• **Your task**: Write every record out again exactly, and keep images out of it.

===============

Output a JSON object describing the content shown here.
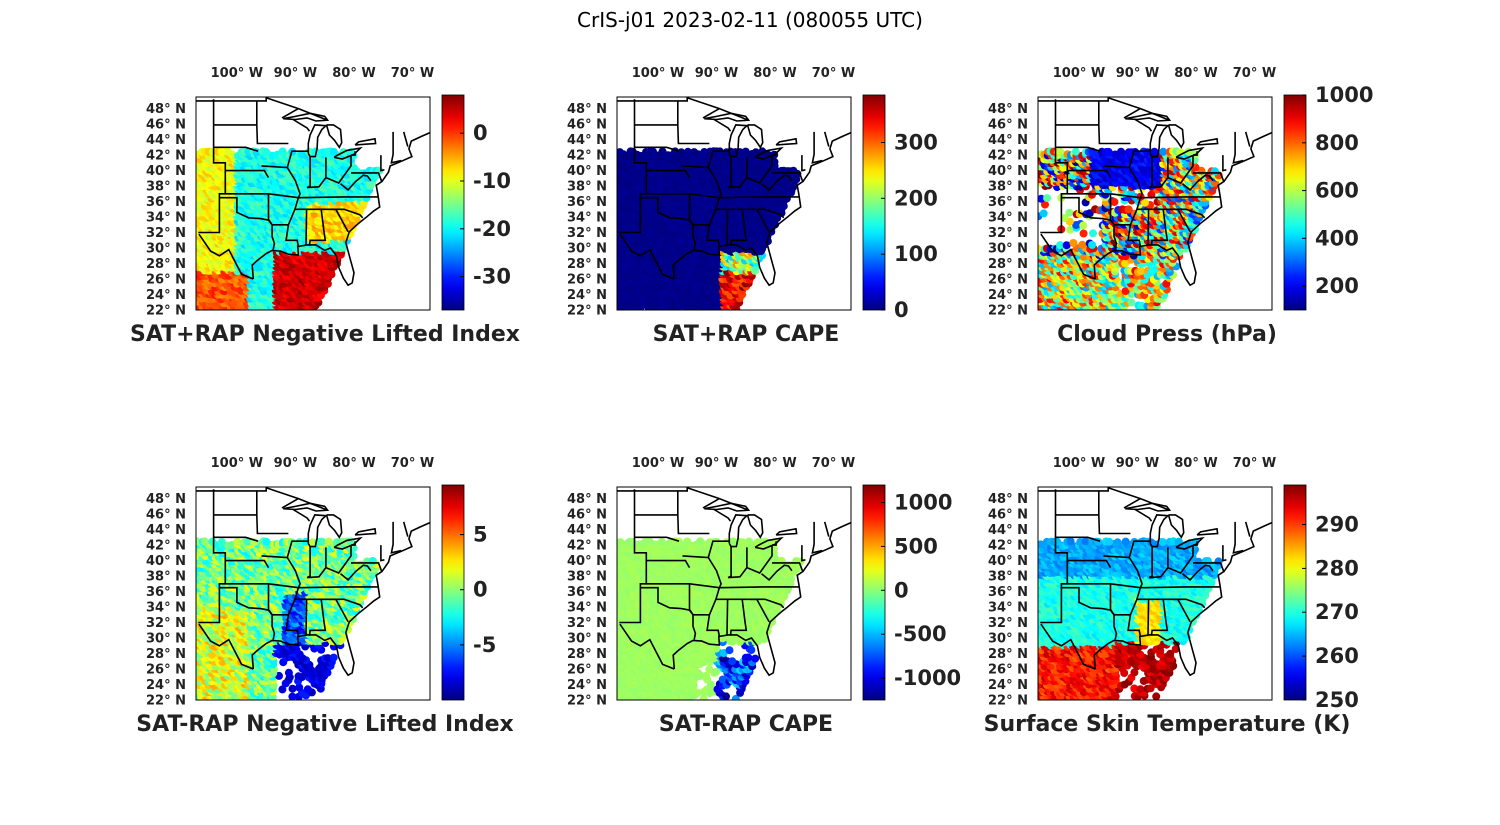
{
  "figure": {
    "title": "CrIS-j01 2023-02-11 (080055 UTC)",
    "lon_ticks": [
      "100",
      "90",
      "80",
      "70"
    ],
    "lon_hemisphere": "W",
    "lat_ticks": [
      "48",
      "46",
      "44",
      "42",
      "40",
      "38",
      "36",
      "34",
      "32",
      "30",
      "28",
      "26",
      "24",
      "22"
    ],
    "lat_hemisphere": "N",
    "degree_symbol": "°",
    "colormap": "jet"
  },
  "panels": [
    {
      "title": "SAT+RAP Negative Lifted Index",
      "colorbar": {
        "min": -37,
        "max": 8,
        "ticks": [
          "0",
          "-10",
          "-20",
          "-30"
        ],
        "tick_values": [
          0,
          -10,
          -20,
          -30
        ]
      },
      "field": "nli_sum"
    },
    {
      "title": "SAT+RAP CAPE",
      "colorbar": {
        "min": 0,
        "max": 385,
        "ticks": [
          "300",
          "200",
          "100",
          "0"
        ],
        "tick_values": [
          300,
          200,
          100,
          0
        ]
      },
      "field": "cape_sum"
    },
    {
      "title": "Cloud Press (hPa)",
      "colorbar": {
        "min": 100,
        "max": 1000,
        "ticks": [
          "1000",
          "800",
          "600",
          "400",
          "200"
        ],
        "tick_values": [
          1000,
          800,
          600,
          400,
          200
        ]
      },
      "field": "cloud_press"
    },
    {
      "title": "SAT-RAP Negative Lifted Index",
      "colorbar": {
        "min": -10,
        "max": 9.5,
        "ticks": [
          "5",
          "0",
          "-5"
        ],
        "tick_values": [
          5,
          0,
          -5
        ]
      },
      "field": "nli_diff"
    },
    {
      "title": "SAT-RAP CAPE",
      "colorbar": {
        "min": -1250,
        "max": 1200,
        "ticks": [
          "1000",
          "500",
          "0",
          "-500",
          "-1000"
        ],
        "tick_values": [
          1000,
          500,
          0,
          -500,
          -1000
        ]
      },
      "field": "cape_diff"
    },
    {
      "title": "Surface Skin Temperature (K)",
      "colorbar": {
        "min": 250,
        "max": 299,
        "ticks": [
          "290",
          "280",
          "270",
          "260",
          "250"
        ],
        "tick_values": [
          290,
          280,
          270,
          260,
          250
        ]
      },
      "field": "skin_temp"
    }
  ]
}
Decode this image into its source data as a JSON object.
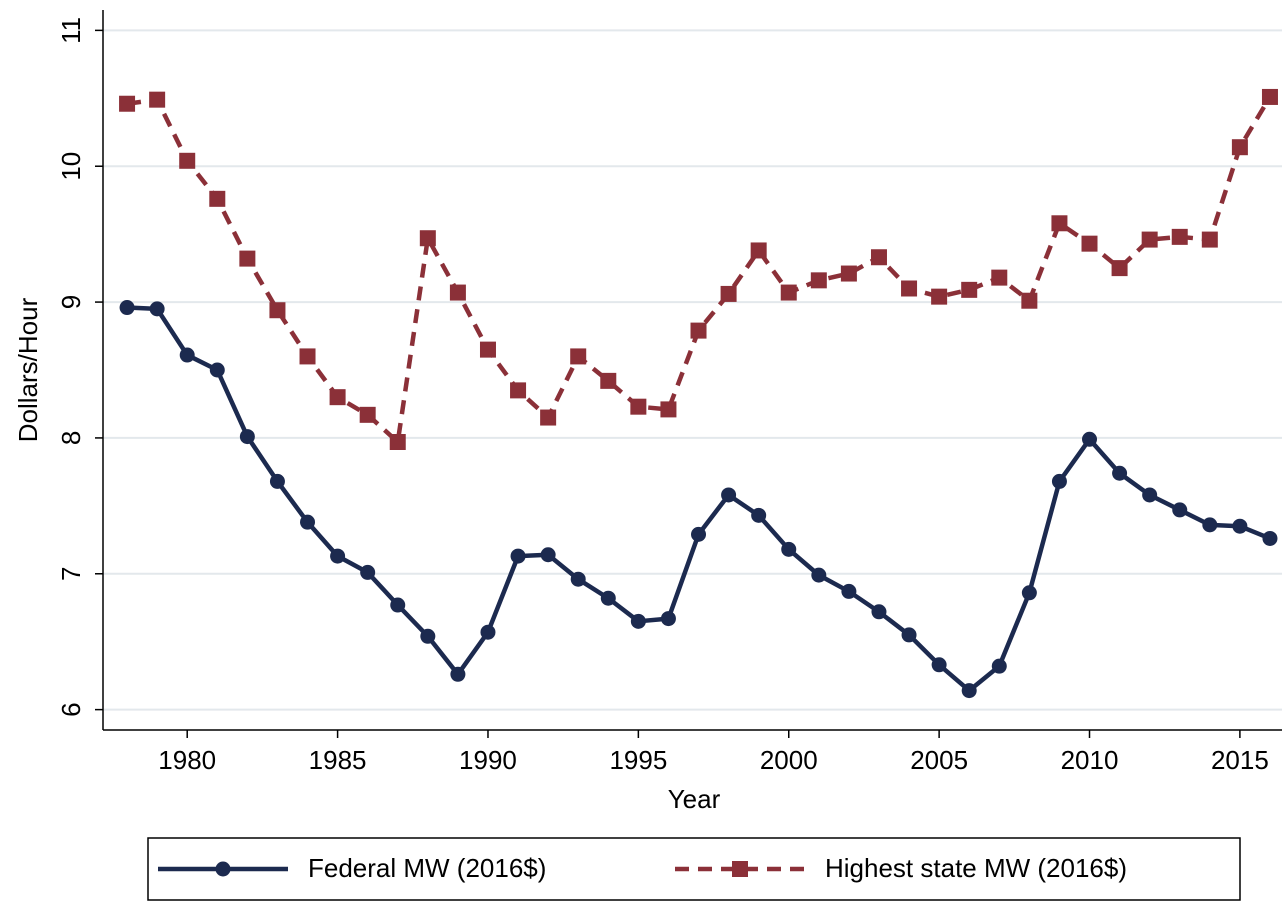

===============

• **Complete answer**:
Output a JSON object describing the content shown here.
{
  "figure": {
    "title": "CrIS-j01 2023-02-11 (080055 UTC)",
    "lon_ticks": [
      "100",
      "90",
      "80",
      "70"
    ],
    "lon_hemisphere": "W",
    "lat_ticks": [
      "48",
      "46",
      "44",
      "42",
      "40",
      "38",
      "36",
      "34",
      "32",
      "30",
      "28",
      "26",
      "24",
      "22"
    ],
    "lat_hemisphere": "N",
    "degree_symbol": "°",
    "colormap": "jet"
  },
  "panels": [
    {
      "title": "SAT+RAP Negative Lifted Index",
      "colorbar": {
        "min": -37,
        "max": 8,
        "ticks": [
          "0",
          "-10",
          "-20",
          "-30"
        ],
        "tick_values": [
          0,
          -10,
          -20,
          -30
        ]
      },
      "field": "nli_sum"
    },
    {
      "title": "SAT+RAP CAPE",
      "colorbar": {
        "min": 0,
        "max": 385,
        "ticks": [
          "300",
          "200",
          "100",
          "0"
        ],
        "tick_values": [
          300,
          200,
          100,
          0
        ]
      },
      "field": "cape_sum"
    },
    {
      "title": "Cloud Press (hPa)",
      "colorbar": {
        "min": 100,
        "max": 1000,
        "ticks": [
          "1000",
          "800",
          "600",
          "400",
          "200"
        ],
        "tick_values": [
          1000,
          800,
          600,
          400,
          200
        ]
      },
      "field": "cloud_press"
    },
    {
      "title": "SAT-RAP Negative Lifted Index",
      "colorbar": {
        "min": -10,
        "max": 9.5,
        "ticks": [
          "5",
          "0",
          "-5"
        ],
        "tick_values": [
          5,
          0,
          -5
        ]
      },
      "field": "nli_diff"
    },
    {
      "title": "SAT-RAP CAPE",
      "colorbar": {
        "min": -1250,
        "max": 1200,
        "ticks": [
          "1000",
          "500",
          "0",
          "-500",
          "-1000"
        ],
        "tick_values": [
          1000,
          500,
          0,
          -500,
          -1000
        ]
      },
      "field": "cape_diff"
    },
    {
      "title": "Surface Skin Temperature (K)",
      "colorbar": {
        "min": 250,
        "max": 299,
        "ticks": [
          "290",
          "280",
          "270",
          "260",
          "250"
        ],
        "tick_values": [
          290,
          280,
          270,
          260,
          250
        ]
      },
      "field": "skin_temp"
    }
  ]
}
Decode this image into its source data as a JSON object.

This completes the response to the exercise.